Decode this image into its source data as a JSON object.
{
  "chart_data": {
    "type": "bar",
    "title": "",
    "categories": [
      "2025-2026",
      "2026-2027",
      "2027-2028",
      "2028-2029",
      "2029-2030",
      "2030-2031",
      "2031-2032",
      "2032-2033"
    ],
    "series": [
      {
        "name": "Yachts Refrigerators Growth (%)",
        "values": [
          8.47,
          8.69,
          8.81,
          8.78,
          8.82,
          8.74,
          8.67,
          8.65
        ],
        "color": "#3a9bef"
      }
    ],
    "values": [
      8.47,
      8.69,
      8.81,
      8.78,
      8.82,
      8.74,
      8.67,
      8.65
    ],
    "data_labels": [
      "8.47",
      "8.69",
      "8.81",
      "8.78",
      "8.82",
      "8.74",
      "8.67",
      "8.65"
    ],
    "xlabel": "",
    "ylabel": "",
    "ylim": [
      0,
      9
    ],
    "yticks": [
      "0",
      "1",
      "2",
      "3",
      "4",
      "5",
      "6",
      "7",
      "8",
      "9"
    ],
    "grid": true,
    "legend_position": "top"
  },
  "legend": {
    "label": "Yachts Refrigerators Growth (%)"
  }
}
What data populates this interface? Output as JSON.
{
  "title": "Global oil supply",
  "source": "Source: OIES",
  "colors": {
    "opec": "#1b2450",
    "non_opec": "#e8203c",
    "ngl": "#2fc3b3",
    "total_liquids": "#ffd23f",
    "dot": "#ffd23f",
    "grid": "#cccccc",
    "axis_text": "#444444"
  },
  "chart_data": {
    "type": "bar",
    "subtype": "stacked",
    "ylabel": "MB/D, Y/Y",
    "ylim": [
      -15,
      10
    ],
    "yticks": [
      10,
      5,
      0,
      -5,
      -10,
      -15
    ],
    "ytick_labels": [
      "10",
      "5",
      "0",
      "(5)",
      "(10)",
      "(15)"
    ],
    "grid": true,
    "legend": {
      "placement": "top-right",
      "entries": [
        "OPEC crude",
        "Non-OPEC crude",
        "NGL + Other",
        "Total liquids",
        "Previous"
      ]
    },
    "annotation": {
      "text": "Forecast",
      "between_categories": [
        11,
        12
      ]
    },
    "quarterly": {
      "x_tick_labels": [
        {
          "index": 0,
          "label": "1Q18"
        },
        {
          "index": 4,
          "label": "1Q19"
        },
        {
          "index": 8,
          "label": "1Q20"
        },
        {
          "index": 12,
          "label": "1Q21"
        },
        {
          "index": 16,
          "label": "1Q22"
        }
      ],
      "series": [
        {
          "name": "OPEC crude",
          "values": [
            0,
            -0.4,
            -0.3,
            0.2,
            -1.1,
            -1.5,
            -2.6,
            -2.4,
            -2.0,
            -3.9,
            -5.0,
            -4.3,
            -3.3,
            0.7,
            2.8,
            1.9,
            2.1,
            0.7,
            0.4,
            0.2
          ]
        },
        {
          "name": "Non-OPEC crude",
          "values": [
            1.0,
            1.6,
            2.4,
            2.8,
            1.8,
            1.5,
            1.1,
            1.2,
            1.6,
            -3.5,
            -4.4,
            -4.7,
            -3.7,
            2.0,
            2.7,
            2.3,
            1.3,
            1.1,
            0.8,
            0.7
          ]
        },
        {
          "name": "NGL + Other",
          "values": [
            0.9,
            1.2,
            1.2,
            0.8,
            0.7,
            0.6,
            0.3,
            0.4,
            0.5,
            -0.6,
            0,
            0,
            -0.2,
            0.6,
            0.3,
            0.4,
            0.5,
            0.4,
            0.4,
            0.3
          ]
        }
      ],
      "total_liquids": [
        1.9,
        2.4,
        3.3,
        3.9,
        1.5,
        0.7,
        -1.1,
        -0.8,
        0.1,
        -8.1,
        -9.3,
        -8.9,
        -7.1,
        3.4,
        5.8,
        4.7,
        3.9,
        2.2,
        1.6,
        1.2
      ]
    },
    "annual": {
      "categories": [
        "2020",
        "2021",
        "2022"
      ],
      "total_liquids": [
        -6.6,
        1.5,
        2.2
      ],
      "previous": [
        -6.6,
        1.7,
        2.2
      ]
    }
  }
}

........

Return the listing above word for word.

Decode this image into its source data as a JSON object.
{
  "chart_data": {
    "type": "bar",
    "title": "",
    "categories": [
      "2025-2026",
      "2026-2027",
      "2027-2028",
      "2028-2029",
      "2029-2030",
      "2030-2031",
      "2031-2032",
      "2032-2033"
    ],
    "series": [
      {
        "name": "Yachts Refrigerators Growth (%)",
        "values": [
          8.47,
          8.69,
          8.81,
          8.78,
          8.82,
          8.74,
          8.67,
          8.65
        ],
        "color": "#3a9bef"
      }
    ],
    "values": [
      8.47,
      8.69,
      8.81,
      8.78,
      8.82,
      8.74,
      8.67,
      8.65
    ],
    "data_labels": [
      "8.47",
      "8.69",
      "8.81",
      "8.78",
      "8.82",
      "8.74",
      "8.67",
      "8.65"
    ],
    "xlabel": "",
    "ylabel": "",
    "ylim": [
      0,
      9
    ],
    "yticks": [
      "0",
      "1",
      "2",
      "3",
      "4",
      "5",
      "6",
      "7",
      "8",
      "9"
    ],
    "grid": true,
    "legend_position": "top"
  },
  "legend": {
    "label": "Yachts Refrigerators Growth (%)"
  }
}
What data populates this interface? Output as JSON.
{
  "title": "Global oil supply",
  "source": "Source: OIES",
  "colors": {
    "opec": "#1b2450",
    "non_opec": "#e8203c",
    "ngl": "#2fc3b3",
    "total_liquids": "#ffd23f",
    "dot": "#ffd23f",
    "grid": "#cccccc",
    "axis_text": "#444444"
  },
  "chart_data": {
    "type": "bar",
    "subtype": "stacked",
    "ylabel": "MB/D, Y/Y",
    "ylim": [
      -15,
      10
    ],
    "yticks": [
      10,
      5,
      0,
      -5,
      -10,
      -15
    ],
    "ytick_labels": [
      "10",
      "5",
      "0",
      "(5)",
      "(10)",
      "(15)"
    ],
    "grid": true,
    "legend": {
      "placement": "top-right",
      "entries": [
        "OPEC crude",
        "Non-OPEC crude",
        "NGL + Other",
        "Total liquids",
        "Previous"
      ]
    },
    "annotation": {
      "text": "Forecast",
      "between_categories": [
        11,
        12
      ]
    },
    "quarterly": {
      "x_tick_labels": [
        {
          "index": 0,
          "label": "1Q18"
        },
        {
          "index": 4,
          "label": "1Q19"
        },
        {
          "index": 8,
          "label": "1Q20"
        },
        {
          "index": 12,
          "label": "1Q21"
        },
        {
          "index": 16,
          "label": "1Q22"
        }
      ],
      "series": [
        {
          "name": "OPEC crude",
          "values": [
            0,
            -0.4,
            -0.3,
            0.2,
            -1.1,
            -1.5,
            -2.6,
            -2.4,
            -2.0,
            -3.9,
            -5.0,
            -4.3,
            -3.3,
            0.7,
            2.8,
            1.9,
            2.1,
            0.7,
            0.4,
            0.2
          ]
        },
        {
          "name": "Non-OPEC crude",
          "values": [
            1.0,
            1.6,
            2.4,
            2.8,
            1.8,
            1.5,
            1.1,
            1.2,
            1.6,
            -3.5,
            -4.4,
            -4.7,
            -3.7,
            2.0,
            2.7,
            2.3,
            1.3,
            1.1,
            0.8,
            0.7
          ]
        },
        {
          "name": "NGL + Other",
          "values": [
            0.9,
            1.2,
            1.2,
            0.8,
            0.7,
            0.6,
            0.3,
            0.4,
            0.5,
            -0.6,
            0,
            0,
            -0.2,
            0.6,
            0.3,
            0.4,
            0.5,
            0.4,
            0.4,
            0.3
          ]
        }
      ],
      "total_liquids": [
        1.9,
        2.4,
        3.3,
        3.9,
        1.5,
        0.7,
        -1.1,
        -0.8,
        0.1,
        -8.1,
        -9.3,
        -8.9,
        -7.1,
        3.4,
        5.8,
        4.7,
        3.9,
        2.2,
        1.6,
        1.2
      ]
    },
    "annual": {
      "categories": [
        "2020",
        "2021",
        "2022"
      ],
      "total_liquids": [
        -6.6,
        1.5,
        2.2
      ],
      "previous": [
        -6.6,
        1.7,
        2.2
      ]
    }
  }
}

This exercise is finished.